---- Data for processing
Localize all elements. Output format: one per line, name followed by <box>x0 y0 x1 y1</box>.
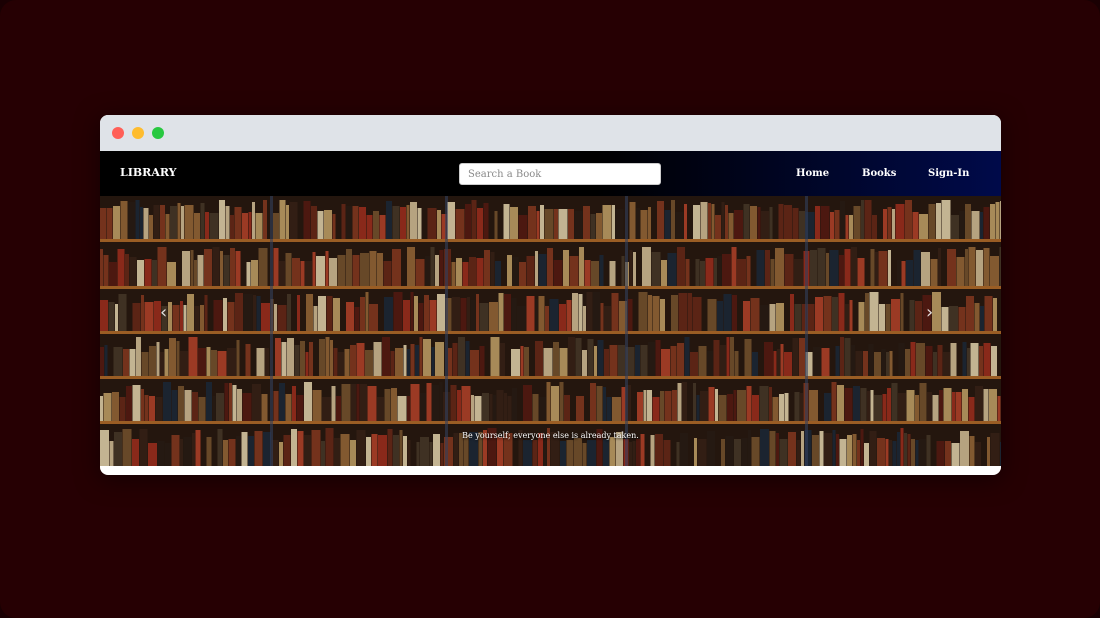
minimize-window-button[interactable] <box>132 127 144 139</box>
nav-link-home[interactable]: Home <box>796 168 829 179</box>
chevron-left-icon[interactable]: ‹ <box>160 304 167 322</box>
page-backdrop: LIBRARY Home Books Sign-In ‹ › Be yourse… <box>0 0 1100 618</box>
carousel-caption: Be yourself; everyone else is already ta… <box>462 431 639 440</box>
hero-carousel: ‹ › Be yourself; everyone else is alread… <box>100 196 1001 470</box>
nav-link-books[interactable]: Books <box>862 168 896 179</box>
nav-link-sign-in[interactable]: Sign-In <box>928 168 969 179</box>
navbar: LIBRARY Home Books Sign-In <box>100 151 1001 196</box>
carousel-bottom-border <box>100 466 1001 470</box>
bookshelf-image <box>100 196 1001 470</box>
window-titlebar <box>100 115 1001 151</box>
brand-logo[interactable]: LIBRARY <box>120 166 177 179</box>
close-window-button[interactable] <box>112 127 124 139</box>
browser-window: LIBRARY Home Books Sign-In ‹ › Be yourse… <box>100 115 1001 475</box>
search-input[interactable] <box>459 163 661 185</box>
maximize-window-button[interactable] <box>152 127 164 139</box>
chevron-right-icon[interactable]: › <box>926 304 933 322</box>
--------
---- Data for processing
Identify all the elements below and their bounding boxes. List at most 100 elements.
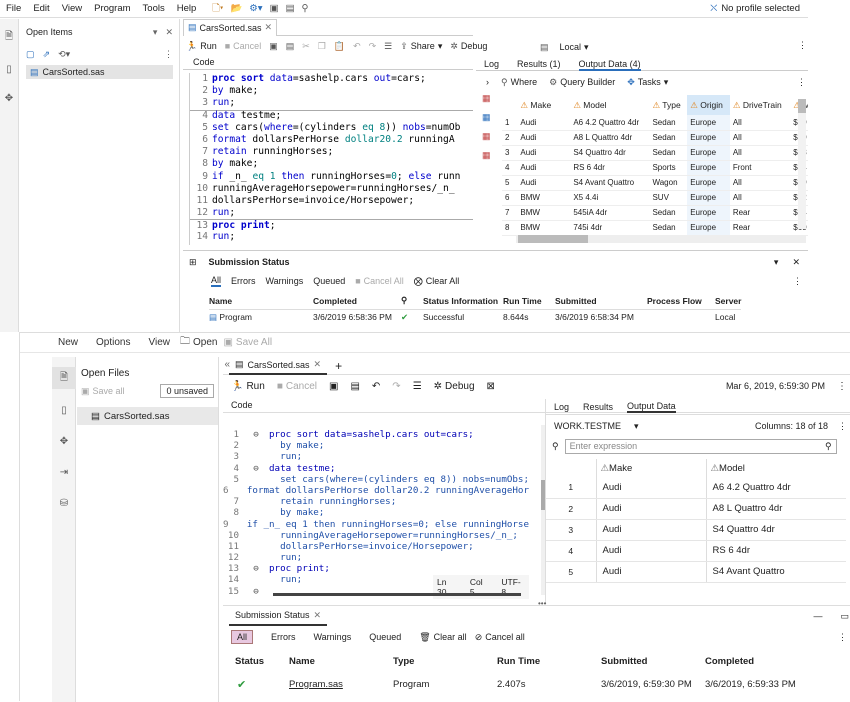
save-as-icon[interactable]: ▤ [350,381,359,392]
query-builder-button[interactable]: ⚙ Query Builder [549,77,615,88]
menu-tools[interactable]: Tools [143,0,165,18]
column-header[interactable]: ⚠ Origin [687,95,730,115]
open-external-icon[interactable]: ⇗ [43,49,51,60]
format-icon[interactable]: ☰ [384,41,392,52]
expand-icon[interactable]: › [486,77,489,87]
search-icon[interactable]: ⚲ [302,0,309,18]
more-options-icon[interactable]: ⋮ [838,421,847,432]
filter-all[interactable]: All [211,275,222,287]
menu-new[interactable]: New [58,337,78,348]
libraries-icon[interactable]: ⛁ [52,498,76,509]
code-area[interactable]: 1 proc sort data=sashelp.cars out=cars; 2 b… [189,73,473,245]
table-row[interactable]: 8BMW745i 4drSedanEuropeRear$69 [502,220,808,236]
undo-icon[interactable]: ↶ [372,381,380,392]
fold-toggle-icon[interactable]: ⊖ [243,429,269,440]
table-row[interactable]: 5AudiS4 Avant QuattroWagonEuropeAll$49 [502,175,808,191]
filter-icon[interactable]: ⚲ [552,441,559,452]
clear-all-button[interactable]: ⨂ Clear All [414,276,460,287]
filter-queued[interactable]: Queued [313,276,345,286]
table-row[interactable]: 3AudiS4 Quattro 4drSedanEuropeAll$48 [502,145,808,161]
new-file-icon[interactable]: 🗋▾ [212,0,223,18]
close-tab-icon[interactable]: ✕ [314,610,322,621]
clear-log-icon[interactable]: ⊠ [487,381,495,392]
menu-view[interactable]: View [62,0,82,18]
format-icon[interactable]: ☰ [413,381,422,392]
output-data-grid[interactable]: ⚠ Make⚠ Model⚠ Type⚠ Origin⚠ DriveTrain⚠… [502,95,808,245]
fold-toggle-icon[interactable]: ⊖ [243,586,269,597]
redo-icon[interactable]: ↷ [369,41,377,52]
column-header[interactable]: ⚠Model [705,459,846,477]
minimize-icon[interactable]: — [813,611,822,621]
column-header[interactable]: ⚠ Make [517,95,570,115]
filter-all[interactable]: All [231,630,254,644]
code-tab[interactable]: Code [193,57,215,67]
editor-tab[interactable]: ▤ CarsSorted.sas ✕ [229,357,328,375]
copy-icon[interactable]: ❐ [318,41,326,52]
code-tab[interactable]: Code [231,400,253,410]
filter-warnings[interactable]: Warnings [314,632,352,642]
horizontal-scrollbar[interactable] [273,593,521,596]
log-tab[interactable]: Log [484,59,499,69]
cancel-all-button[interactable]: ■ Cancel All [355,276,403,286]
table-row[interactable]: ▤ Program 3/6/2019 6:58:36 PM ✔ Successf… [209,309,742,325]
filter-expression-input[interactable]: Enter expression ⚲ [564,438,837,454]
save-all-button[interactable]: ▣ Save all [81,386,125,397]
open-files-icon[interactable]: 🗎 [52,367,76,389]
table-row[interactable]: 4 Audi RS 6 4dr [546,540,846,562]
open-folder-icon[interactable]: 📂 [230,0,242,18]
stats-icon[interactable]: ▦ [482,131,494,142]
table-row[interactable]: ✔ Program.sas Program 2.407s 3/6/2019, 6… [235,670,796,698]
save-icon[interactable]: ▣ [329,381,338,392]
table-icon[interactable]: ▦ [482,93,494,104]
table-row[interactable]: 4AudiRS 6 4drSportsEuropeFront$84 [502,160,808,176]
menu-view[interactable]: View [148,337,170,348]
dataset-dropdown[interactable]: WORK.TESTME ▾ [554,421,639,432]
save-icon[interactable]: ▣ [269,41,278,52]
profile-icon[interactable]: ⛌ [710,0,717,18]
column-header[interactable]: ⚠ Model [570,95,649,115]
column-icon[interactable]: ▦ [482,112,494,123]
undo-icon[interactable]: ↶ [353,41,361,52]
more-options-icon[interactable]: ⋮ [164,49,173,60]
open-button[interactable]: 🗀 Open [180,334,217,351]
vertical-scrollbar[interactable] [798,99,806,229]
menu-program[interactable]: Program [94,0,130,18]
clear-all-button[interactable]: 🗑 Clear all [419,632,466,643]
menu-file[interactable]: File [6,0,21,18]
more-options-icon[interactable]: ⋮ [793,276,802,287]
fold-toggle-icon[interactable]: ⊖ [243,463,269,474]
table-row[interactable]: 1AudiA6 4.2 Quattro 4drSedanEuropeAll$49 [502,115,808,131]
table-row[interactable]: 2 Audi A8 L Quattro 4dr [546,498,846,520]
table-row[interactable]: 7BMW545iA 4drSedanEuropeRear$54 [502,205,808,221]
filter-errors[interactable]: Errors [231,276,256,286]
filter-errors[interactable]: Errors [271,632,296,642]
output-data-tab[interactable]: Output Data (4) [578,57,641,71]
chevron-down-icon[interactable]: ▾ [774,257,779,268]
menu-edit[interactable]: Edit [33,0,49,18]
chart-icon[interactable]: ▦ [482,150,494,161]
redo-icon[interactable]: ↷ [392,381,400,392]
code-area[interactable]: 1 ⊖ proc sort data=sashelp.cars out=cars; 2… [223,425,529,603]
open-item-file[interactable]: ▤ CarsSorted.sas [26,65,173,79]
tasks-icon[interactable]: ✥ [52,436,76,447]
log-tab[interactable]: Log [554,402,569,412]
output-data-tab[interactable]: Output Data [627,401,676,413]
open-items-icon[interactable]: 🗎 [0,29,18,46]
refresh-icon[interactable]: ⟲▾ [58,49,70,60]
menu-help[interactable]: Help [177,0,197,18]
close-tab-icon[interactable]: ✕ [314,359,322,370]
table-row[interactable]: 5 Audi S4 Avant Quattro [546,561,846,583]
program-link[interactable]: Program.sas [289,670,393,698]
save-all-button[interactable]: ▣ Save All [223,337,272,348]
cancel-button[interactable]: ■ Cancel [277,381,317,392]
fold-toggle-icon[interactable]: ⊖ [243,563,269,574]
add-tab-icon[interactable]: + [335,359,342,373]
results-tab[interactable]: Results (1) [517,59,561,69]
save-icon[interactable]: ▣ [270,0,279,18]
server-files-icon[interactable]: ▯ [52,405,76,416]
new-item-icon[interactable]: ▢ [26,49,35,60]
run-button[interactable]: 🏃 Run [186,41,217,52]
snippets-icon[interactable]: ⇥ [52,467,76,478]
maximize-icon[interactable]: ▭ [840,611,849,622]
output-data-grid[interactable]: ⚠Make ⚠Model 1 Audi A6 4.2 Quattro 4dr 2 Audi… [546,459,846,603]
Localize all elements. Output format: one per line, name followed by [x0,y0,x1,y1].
--------
---- Data for processing
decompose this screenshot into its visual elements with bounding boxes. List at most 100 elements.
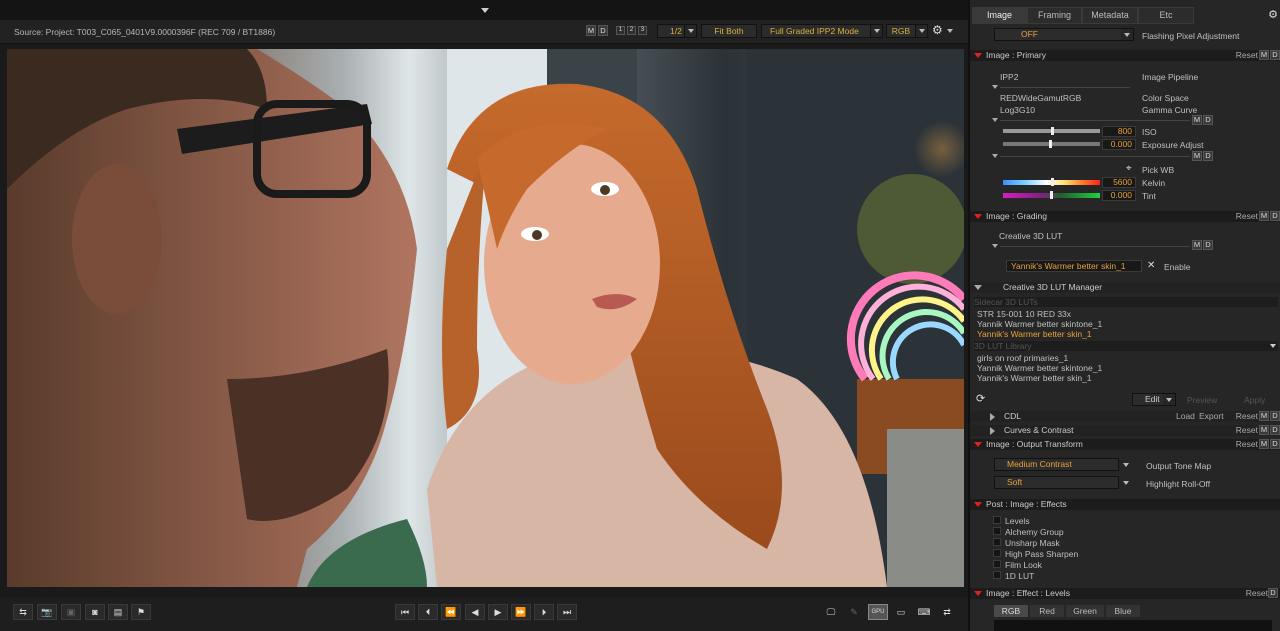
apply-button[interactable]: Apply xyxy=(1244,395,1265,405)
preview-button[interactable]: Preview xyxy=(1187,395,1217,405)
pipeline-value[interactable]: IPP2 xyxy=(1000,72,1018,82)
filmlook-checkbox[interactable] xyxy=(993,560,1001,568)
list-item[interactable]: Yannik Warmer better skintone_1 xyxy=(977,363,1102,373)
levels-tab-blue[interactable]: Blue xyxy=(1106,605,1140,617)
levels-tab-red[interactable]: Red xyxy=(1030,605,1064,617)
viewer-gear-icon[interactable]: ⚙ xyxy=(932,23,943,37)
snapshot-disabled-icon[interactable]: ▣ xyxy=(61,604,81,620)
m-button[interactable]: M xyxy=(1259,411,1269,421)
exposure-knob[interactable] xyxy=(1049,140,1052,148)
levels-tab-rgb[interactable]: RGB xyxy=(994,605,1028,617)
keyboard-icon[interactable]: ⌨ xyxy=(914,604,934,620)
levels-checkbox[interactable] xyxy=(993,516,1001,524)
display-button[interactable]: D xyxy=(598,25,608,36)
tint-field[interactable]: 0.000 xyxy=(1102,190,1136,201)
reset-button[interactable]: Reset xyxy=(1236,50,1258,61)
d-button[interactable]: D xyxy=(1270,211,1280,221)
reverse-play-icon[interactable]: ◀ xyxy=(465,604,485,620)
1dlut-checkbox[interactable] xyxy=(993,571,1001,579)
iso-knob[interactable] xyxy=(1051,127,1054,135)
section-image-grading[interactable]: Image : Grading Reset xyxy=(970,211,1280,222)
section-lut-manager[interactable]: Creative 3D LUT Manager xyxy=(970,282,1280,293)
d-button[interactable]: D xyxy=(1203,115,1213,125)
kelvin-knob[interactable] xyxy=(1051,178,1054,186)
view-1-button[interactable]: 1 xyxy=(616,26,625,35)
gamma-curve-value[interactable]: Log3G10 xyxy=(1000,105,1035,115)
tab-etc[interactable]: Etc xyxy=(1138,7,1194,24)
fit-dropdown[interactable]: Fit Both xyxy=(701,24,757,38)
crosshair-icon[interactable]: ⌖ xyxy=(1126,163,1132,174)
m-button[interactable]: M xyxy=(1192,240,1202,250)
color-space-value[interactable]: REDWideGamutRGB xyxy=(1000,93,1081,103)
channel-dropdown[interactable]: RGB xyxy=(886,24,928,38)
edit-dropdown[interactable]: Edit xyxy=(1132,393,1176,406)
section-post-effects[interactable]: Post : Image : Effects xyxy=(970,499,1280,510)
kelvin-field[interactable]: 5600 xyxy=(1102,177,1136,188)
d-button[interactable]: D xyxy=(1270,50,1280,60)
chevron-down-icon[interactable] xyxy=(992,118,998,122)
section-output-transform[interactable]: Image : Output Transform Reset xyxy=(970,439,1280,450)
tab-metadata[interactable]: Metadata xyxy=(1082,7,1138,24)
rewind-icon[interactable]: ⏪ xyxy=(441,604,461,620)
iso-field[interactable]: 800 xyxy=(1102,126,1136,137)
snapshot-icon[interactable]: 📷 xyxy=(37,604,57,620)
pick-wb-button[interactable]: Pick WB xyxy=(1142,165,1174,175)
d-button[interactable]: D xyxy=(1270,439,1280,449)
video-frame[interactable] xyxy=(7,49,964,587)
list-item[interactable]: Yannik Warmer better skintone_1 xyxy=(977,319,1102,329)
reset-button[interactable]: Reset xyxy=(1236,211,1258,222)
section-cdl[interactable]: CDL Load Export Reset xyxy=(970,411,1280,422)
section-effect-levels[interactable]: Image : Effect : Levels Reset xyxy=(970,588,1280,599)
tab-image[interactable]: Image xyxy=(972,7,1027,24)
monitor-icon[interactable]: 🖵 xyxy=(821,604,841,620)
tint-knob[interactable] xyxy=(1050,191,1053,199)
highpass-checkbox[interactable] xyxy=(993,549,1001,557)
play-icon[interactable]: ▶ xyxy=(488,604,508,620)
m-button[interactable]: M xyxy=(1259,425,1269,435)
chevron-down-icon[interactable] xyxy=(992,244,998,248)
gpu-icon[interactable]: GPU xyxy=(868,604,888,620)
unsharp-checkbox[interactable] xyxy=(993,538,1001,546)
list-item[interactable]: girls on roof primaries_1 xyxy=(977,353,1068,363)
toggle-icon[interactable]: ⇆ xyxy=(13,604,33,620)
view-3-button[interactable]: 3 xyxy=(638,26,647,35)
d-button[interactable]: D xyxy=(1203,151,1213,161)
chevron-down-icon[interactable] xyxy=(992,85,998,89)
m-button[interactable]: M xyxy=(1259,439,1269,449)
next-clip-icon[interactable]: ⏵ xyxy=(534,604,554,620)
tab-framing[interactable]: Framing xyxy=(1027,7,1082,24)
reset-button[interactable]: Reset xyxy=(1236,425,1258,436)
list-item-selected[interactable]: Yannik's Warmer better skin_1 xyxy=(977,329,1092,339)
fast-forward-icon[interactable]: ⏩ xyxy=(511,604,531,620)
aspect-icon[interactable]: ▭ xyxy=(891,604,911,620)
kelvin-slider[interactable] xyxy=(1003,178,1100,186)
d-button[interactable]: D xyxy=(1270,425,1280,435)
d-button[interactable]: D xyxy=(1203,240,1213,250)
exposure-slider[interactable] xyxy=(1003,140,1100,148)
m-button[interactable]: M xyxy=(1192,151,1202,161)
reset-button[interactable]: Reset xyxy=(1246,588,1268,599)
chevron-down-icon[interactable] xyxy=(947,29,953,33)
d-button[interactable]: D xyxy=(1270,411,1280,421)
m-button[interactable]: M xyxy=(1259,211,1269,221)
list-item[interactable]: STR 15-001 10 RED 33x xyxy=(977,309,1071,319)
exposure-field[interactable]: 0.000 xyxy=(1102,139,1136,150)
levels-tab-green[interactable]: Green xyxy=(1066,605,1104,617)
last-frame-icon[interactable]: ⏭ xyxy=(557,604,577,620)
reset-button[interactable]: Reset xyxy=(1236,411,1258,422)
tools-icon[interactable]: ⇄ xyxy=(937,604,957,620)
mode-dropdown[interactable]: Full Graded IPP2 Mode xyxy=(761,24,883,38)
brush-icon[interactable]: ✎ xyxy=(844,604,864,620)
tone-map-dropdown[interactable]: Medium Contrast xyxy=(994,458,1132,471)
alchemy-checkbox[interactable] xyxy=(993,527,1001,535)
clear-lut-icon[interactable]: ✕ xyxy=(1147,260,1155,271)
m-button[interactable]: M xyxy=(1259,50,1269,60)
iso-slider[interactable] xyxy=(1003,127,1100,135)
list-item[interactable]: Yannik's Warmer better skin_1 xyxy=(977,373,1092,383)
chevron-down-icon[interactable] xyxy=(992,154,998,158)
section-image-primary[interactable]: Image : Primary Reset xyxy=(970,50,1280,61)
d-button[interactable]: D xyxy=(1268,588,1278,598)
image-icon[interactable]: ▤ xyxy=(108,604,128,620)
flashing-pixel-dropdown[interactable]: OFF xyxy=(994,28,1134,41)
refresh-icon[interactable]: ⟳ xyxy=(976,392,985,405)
--------
Set problem: List every line of the items above that contains the word "Model", copying each line in full. Match case exactly.

Answer to this problem:
output-data-grid[interactable]: ⚠ Make⚠ Model⚠ Type⚠ Origin⚠ DriveTrain⚠… [502,95,808,245]
column-header[interactable]: ⚠Model [705,459,846,477]
column-header[interactable]: ⚠ Model [570,95,649,115]
output-data-grid[interactable]: ⚠Make ⚠Model 1 Audi A6 4.2 Quattro 4dr 2 Audi… [546,459,846,603]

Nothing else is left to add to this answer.